→ WORK TO BE COMPLETED
Note how many lines contain "users" and give that number, with nothing else.

>> begin RAW RECORDS

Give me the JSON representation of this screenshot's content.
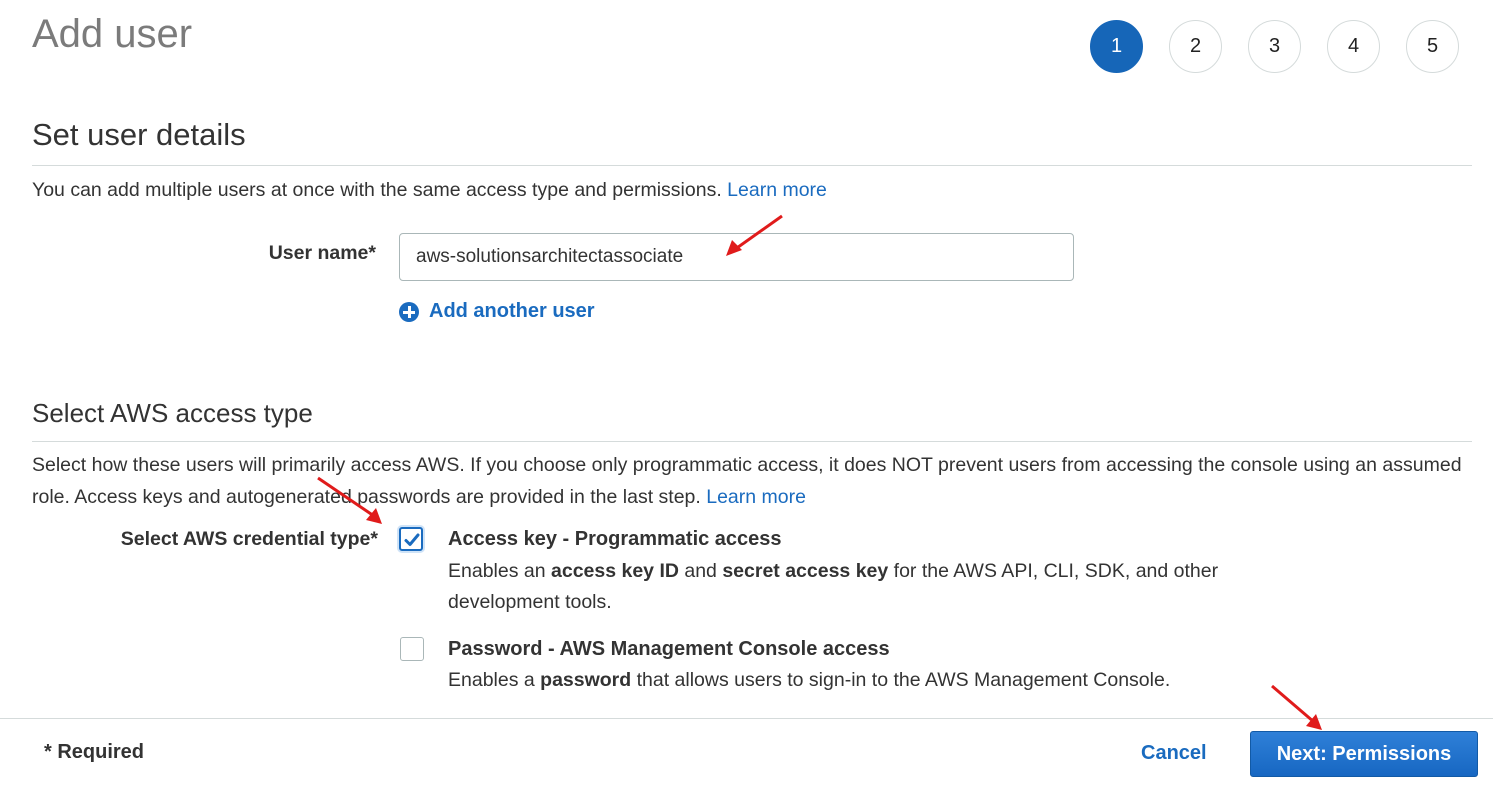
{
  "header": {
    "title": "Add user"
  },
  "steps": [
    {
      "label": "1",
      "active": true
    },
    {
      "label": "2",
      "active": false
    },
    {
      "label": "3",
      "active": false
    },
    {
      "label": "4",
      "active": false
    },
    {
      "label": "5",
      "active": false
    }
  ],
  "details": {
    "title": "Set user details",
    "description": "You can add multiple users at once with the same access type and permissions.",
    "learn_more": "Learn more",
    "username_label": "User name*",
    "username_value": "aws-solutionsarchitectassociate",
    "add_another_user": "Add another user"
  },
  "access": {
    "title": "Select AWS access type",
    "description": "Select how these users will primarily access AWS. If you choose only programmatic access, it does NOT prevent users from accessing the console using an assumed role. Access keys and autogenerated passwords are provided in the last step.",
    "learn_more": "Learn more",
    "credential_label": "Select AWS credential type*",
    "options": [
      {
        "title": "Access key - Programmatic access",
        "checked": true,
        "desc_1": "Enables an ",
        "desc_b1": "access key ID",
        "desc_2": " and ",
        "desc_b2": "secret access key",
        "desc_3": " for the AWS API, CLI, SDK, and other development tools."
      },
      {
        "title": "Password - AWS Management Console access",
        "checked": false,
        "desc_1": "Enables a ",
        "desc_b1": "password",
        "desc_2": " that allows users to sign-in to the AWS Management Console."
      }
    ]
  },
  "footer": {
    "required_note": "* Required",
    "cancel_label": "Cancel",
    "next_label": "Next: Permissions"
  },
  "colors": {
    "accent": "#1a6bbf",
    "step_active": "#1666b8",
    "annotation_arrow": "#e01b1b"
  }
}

>> end RAW RECORDS
>> begin RAW RECORDS

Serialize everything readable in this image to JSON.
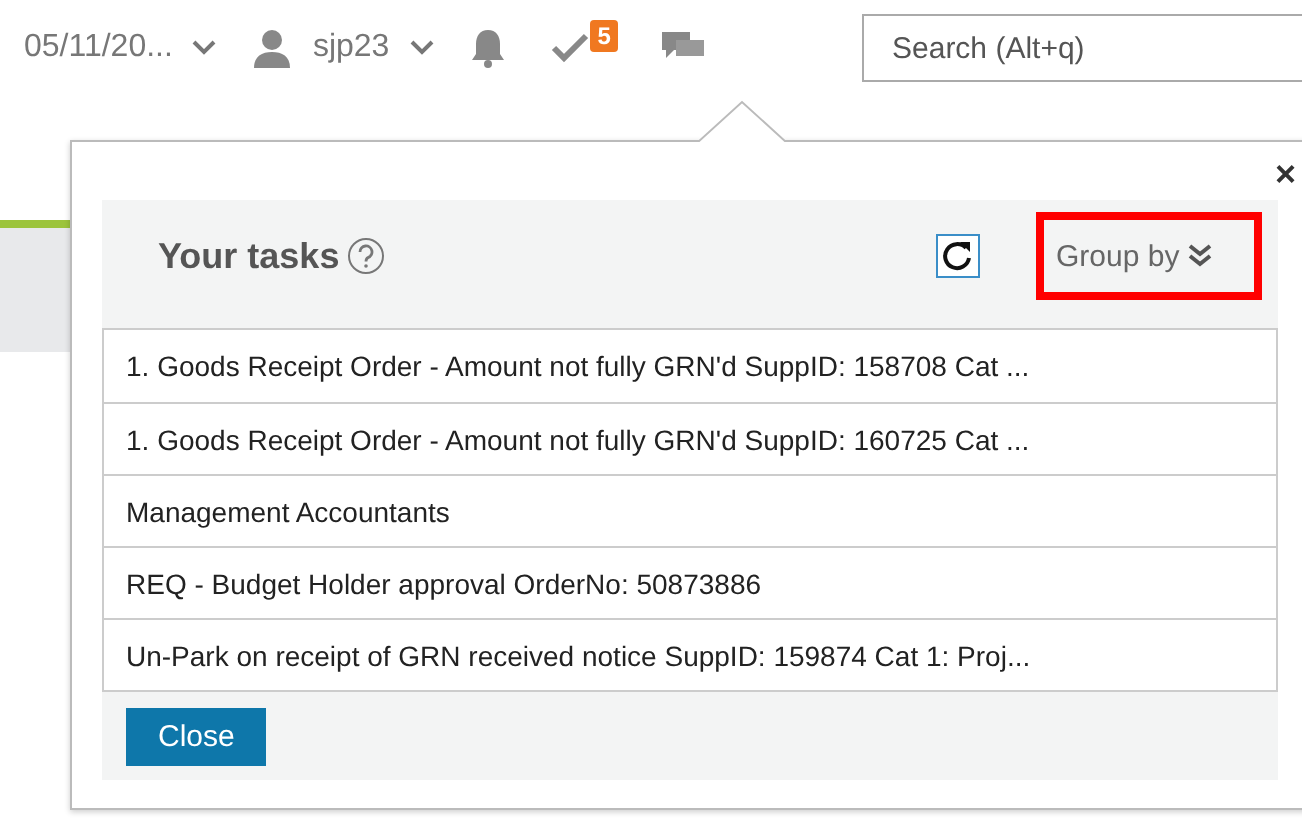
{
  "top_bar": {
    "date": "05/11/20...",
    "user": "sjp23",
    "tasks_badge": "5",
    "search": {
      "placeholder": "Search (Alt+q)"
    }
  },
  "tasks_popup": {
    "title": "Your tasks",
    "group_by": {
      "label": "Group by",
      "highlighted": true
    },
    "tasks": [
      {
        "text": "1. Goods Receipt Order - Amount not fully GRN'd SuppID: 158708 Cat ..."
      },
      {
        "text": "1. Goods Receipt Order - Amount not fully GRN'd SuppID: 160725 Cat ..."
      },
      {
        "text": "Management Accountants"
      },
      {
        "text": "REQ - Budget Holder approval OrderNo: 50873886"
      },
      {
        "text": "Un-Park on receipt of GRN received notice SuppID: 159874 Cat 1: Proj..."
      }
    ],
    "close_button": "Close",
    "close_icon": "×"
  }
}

>> end RAW RECORDS

→ CORRECT ANSWER
3